■ The request ■
Output only the count of lines that contain "Medicamentos".

##############################

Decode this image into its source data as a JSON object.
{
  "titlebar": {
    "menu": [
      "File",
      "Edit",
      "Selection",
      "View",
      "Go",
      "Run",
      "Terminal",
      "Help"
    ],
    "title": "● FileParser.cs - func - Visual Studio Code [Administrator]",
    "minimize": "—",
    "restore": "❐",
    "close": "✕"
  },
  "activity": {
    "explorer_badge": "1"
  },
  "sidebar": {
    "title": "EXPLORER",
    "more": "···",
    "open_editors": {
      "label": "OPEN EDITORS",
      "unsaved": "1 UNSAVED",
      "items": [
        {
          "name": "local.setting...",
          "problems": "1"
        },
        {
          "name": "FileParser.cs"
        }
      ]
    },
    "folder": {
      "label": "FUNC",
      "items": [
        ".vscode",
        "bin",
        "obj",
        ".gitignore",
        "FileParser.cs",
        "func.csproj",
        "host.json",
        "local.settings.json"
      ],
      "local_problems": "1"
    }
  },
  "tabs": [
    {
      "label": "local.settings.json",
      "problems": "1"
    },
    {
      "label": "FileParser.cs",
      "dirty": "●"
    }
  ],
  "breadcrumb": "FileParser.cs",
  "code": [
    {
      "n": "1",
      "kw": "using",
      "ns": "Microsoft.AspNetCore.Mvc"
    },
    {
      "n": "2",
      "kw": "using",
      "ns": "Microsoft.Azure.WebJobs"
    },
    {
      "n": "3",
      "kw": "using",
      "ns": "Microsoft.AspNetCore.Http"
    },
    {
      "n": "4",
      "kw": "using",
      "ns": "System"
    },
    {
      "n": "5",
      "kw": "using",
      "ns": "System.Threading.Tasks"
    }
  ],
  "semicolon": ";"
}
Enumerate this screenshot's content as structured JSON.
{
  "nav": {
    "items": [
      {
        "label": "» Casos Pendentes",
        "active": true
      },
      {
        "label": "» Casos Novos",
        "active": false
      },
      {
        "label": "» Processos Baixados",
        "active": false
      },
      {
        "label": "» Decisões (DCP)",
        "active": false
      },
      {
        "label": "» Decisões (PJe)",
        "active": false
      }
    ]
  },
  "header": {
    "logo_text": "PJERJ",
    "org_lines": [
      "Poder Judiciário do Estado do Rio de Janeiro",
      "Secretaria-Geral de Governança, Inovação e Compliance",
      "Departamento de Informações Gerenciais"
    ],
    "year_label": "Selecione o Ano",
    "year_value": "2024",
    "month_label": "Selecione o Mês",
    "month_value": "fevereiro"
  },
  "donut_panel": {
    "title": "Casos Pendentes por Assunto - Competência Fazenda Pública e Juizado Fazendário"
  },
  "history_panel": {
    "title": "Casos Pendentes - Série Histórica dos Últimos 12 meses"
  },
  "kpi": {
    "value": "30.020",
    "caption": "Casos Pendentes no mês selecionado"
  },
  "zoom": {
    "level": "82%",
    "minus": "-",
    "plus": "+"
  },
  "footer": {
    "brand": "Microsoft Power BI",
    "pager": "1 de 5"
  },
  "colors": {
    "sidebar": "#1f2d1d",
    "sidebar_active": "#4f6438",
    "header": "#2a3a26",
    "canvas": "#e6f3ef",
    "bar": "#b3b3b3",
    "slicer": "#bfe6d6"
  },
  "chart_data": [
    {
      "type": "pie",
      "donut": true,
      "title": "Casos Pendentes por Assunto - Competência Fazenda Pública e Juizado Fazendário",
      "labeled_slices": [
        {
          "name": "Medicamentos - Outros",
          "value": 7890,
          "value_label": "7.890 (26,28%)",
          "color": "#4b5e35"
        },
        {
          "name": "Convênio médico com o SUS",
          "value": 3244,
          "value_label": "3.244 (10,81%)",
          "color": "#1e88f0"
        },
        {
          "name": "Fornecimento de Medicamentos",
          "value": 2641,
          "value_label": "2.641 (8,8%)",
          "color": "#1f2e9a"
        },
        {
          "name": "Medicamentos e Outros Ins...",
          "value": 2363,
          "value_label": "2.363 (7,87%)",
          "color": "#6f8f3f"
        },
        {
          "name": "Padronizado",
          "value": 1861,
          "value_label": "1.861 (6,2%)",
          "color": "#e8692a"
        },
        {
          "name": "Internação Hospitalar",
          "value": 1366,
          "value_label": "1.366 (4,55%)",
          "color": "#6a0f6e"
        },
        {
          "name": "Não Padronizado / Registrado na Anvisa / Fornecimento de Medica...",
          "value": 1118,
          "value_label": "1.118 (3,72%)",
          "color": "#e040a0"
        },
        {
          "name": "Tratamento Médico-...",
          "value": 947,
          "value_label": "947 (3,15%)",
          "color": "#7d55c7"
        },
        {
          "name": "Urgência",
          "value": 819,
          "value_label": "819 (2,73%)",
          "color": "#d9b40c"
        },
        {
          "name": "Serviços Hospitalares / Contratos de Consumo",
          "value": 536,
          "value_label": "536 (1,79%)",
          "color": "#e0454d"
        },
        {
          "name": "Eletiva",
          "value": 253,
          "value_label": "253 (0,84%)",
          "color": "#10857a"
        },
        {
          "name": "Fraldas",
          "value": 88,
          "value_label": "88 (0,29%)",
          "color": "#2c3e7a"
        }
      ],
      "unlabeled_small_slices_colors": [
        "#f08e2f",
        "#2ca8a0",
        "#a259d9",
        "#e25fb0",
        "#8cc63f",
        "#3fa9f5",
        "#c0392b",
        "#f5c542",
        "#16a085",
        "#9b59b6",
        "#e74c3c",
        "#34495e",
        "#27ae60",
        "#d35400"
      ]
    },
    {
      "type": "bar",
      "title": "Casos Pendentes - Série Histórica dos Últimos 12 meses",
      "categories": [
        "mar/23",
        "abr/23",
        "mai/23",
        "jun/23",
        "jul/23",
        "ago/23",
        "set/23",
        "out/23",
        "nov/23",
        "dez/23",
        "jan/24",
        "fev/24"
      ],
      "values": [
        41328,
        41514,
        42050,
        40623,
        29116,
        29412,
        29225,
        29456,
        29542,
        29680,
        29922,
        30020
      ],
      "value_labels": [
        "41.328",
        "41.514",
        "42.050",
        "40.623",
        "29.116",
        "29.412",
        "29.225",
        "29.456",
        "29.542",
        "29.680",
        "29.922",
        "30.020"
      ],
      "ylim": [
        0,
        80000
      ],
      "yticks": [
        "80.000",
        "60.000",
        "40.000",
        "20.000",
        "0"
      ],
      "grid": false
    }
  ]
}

##############################

■ Task output ■
3